## EXERCISE TASK
Leave out the pictures and repeat the data exactly.

Entries from a dataset:

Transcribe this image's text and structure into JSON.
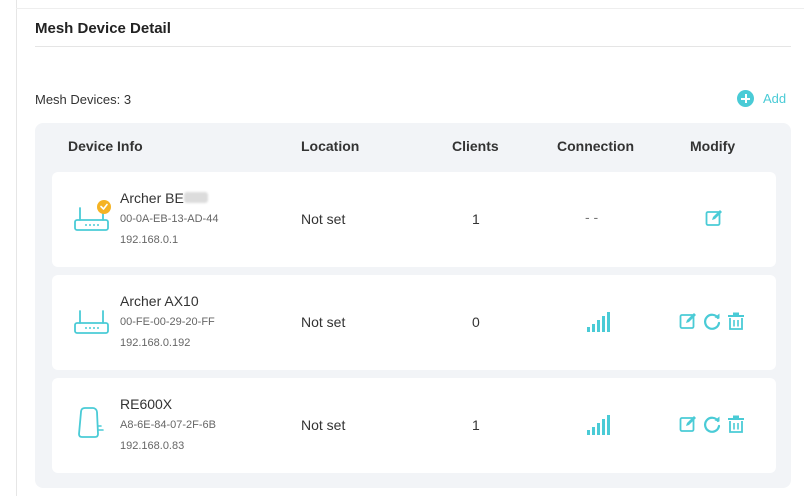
{
  "section": {
    "title": "Mesh Device Detail",
    "devices_count_label": "Mesh Devices: 3",
    "add_label": "Add"
  },
  "colors": {
    "accent": "#4acbd6",
    "warning_badge": "#f5b324",
    "panel_bg": "#f2f4f7"
  },
  "table": {
    "headers": {
      "device_info": "Device Info",
      "location": "Location",
      "clients": "Clients",
      "connection": "Connection",
      "modify": "Modify"
    },
    "rows": [
      {
        "icon": "router-warning-icon",
        "name": "Archer BE",
        "mac": "00-0A-EB-13-AD-44",
        "ip": "192.168.0.1",
        "location": "Not set",
        "clients": "1",
        "connection": "- -",
        "actions": [
          "edit-icon"
        ]
      },
      {
        "icon": "router-icon",
        "name": "Archer AX10",
        "mac": "00-FE-00-29-20-FF",
        "ip": "192.168.0.192",
        "location": "Not set",
        "clients": "0",
        "connection": "signal-strong-icon",
        "actions": [
          "edit-icon",
          "refresh-icon",
          "trash-icon"
        ]
      },
      {
        "icon": "range-extender-icon",
        "name": "RE600X",
        "mac": "A8-6E-84-07-2F-6B",
        "ip": "192.168.0.83",
        "location": "Not set",
        "clients": "1",
        "connection": "signal-strong-icon",
        "actions": [
          "edit-icon",
          "refresh-icon",
          "trash-icon"
        ]
      }
    ]
  }
}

## EXPECTED ANSWER
Transcribe this image's text and structure into JSON.
{
  "section": {
    "title": "Mesh Device Detail",
    "devices_count_label": "Mesh Devices: 3",
    "add_label": "Add"
  },
  "colors": {
    "accent": "#4acbd6",
    "warning_badge": "#f5b324",
    "panel_bg": "#f2f4f7"
  },
  "table": {
    "headers": {
      "device_info": "Device Info",
      "location": "Location",
      "clients": "Clients",
      "connection": "Connection",
      "modify": "Modify"
    },
    "rows": [
      {
        "icon": "router-warning-icon",
        "name": "Archer BE",
        "mac": "00-0A-EB-13-AD-44",
        "ip": "192.168.0.1",
        "location": "Not set",
        "clients": "1",
        "connection": "- -",
        "actions": [
          "edit-icon"
        ]
      },
      {
        "icon": "router-icon",
        "name": "Archer AX10",
        "mac": "00-FE-00-29-20-FF",
        "ip": "192.168.0.192",
        "location": "Not set",
        "clients": "0",
        "connection": "signal-strong-icon",
        "actions": [
          "edit-icon",
          "refresh-icon",
          "trash-icon"
        ]
      },
      {
        "icon": "range-extender-icon",
        "name": "RE600X",
        "mac": "A8-6E-84-07-2F-6B",
        "ip": "192.168.0.83",
        "location": "Not set",
        "clients": "1",
        "connection": "signal-strong-icon",
        "actions": [
          "edit-icon",
          "refresh-icon",
          "trash-icon"
        ]
      }
    ]
  }
}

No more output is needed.